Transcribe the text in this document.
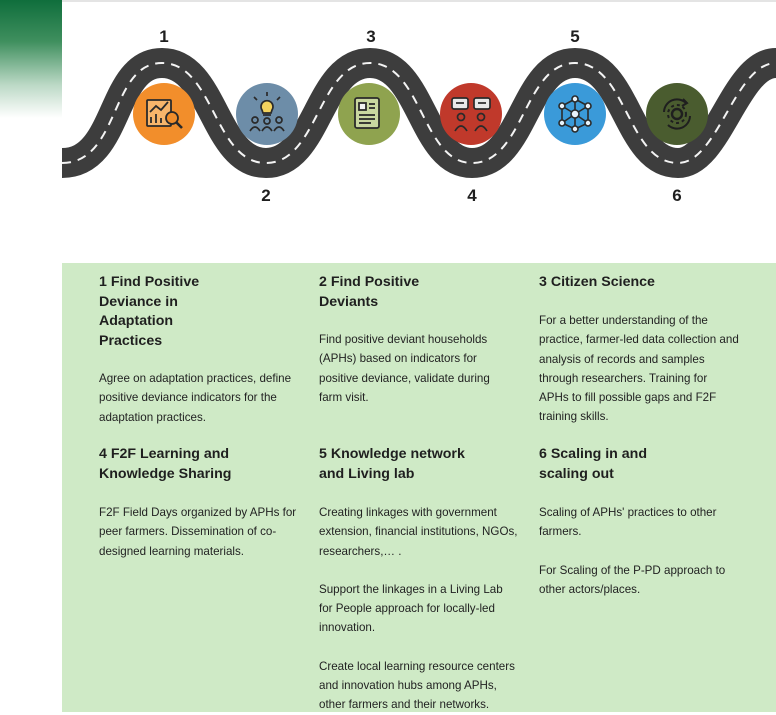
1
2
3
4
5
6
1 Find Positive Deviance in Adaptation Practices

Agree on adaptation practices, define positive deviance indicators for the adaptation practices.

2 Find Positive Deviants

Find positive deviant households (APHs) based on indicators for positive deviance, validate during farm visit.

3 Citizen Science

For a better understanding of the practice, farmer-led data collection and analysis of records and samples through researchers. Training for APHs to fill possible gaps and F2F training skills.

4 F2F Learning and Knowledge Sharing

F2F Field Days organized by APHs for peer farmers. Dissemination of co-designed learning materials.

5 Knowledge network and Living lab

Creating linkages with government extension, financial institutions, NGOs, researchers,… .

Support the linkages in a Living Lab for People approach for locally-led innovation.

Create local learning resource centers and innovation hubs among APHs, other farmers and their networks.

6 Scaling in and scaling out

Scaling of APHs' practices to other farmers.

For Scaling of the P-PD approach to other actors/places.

------------------------------------

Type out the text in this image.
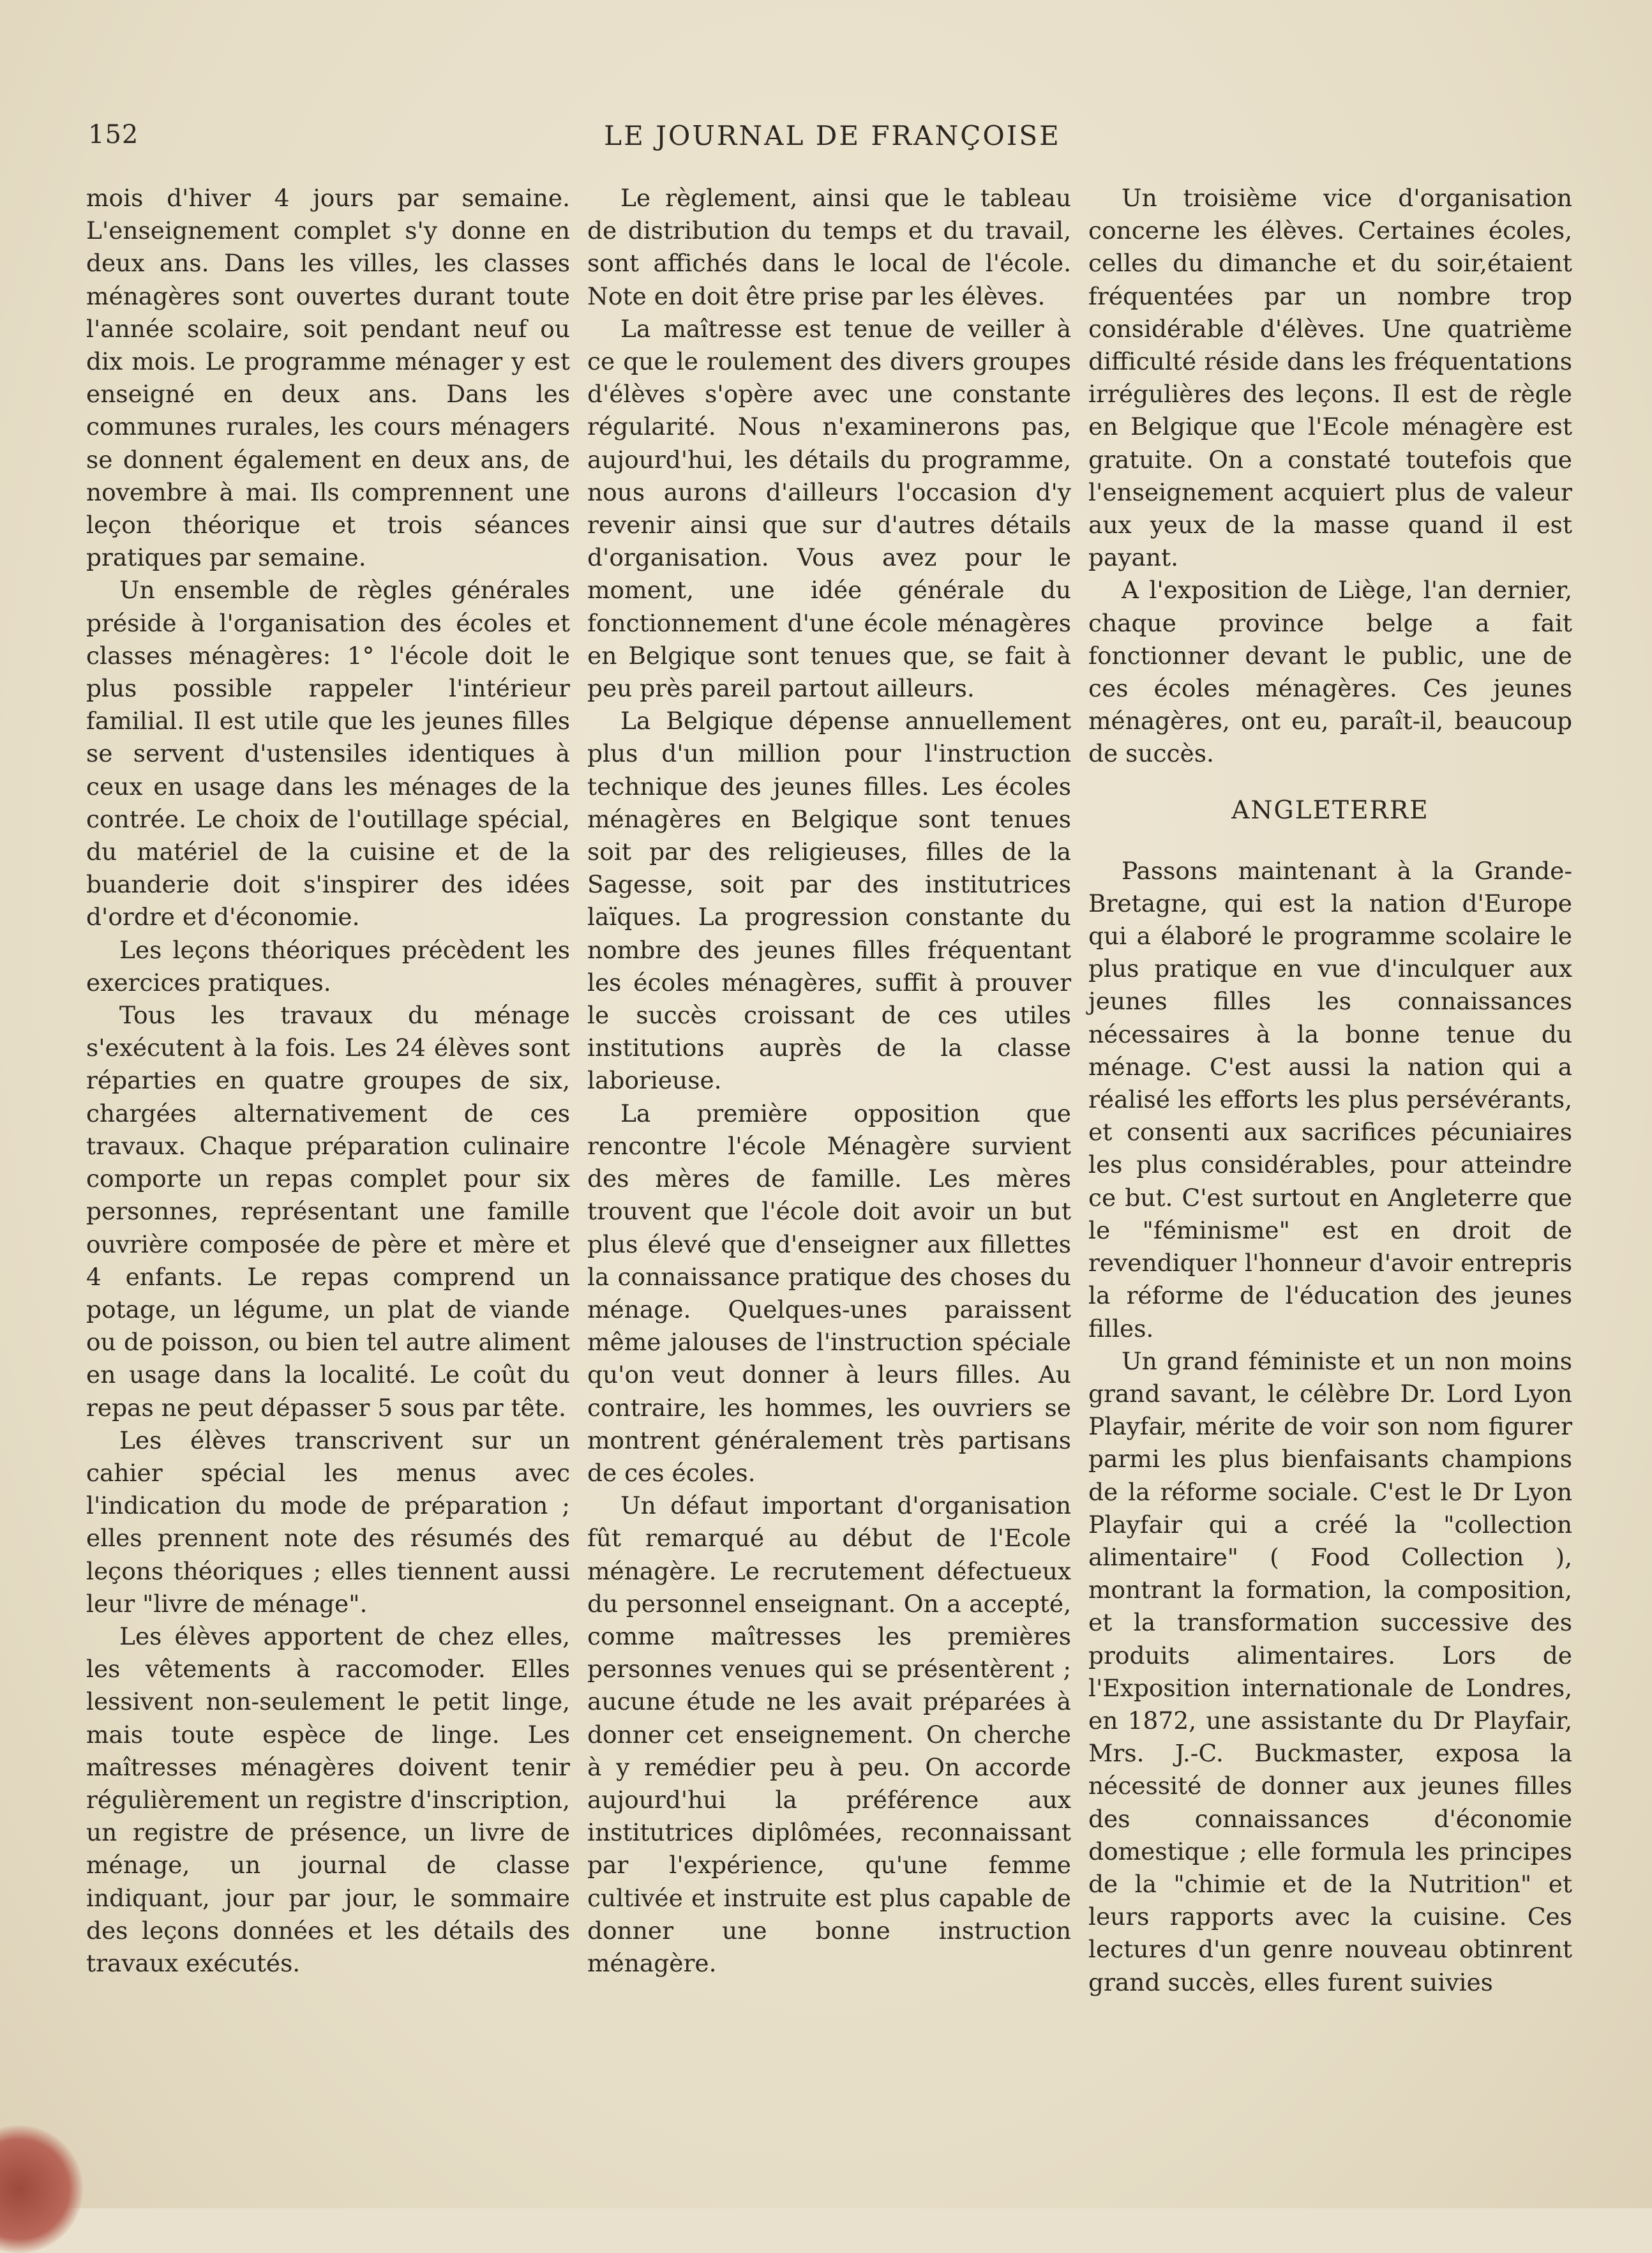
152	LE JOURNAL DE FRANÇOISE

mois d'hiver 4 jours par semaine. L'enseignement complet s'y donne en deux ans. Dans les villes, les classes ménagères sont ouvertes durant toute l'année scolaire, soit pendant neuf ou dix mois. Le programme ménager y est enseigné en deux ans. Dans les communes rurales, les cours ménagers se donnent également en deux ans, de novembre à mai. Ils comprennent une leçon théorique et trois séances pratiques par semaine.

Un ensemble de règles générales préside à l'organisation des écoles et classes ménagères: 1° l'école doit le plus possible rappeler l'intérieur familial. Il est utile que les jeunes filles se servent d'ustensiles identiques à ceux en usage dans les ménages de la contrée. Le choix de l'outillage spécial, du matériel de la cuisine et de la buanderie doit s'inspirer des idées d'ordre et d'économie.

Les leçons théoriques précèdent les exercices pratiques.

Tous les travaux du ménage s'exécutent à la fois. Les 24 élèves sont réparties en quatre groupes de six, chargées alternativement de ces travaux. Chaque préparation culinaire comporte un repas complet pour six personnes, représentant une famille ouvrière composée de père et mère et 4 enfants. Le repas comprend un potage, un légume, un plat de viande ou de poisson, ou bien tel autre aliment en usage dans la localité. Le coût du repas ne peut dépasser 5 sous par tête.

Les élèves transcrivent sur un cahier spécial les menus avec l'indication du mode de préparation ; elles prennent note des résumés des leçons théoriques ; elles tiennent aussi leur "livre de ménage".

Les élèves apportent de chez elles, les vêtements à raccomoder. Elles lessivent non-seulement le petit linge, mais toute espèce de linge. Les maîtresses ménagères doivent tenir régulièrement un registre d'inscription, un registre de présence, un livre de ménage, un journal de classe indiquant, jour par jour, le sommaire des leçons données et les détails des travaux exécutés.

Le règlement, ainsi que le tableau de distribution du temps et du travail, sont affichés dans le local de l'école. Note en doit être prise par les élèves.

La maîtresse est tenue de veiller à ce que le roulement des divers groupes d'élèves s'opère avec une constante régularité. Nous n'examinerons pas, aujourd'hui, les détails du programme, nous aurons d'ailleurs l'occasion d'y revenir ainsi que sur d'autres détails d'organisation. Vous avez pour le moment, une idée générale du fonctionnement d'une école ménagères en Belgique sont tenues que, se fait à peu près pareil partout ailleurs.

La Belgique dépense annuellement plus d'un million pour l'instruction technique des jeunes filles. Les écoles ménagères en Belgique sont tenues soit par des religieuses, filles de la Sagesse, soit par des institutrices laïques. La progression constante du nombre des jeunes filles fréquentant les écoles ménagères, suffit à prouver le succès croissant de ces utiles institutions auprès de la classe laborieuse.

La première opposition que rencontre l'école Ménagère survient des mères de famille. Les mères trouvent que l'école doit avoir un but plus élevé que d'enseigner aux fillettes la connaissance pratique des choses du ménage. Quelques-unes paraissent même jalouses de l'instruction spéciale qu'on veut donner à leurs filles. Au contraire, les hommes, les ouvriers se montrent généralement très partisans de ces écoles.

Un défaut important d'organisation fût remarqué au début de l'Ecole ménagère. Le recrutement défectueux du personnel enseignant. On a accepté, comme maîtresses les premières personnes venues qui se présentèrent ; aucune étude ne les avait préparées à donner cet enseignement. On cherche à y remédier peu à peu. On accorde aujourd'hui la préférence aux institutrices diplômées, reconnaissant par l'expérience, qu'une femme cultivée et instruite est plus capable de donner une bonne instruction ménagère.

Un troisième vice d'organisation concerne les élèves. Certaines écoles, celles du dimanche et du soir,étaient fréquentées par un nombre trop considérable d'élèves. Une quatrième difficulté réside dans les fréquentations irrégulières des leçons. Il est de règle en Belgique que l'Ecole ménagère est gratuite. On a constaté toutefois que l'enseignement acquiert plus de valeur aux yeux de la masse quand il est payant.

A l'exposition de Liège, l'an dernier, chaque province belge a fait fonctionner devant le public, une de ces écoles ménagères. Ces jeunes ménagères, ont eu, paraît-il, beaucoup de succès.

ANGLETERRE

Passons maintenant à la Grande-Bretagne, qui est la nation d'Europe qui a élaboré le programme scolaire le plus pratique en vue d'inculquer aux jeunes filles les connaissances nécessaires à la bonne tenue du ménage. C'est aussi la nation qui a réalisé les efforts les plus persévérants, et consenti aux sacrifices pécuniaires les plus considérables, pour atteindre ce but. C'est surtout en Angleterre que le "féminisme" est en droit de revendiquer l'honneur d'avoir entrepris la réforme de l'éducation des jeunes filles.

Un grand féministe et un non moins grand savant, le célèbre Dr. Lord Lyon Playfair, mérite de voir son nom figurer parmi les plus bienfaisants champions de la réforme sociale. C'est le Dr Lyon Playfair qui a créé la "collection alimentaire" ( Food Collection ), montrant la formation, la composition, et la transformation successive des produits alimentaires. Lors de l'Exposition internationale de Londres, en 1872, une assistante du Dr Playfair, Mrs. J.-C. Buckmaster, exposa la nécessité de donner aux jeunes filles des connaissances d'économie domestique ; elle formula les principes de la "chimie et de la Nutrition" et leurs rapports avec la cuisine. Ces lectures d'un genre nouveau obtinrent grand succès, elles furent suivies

------------------------------------

> _What is expected_: The required answer is a single number: the count of lines in the entries that hold the string "approach".

> _Exercise solution_: 2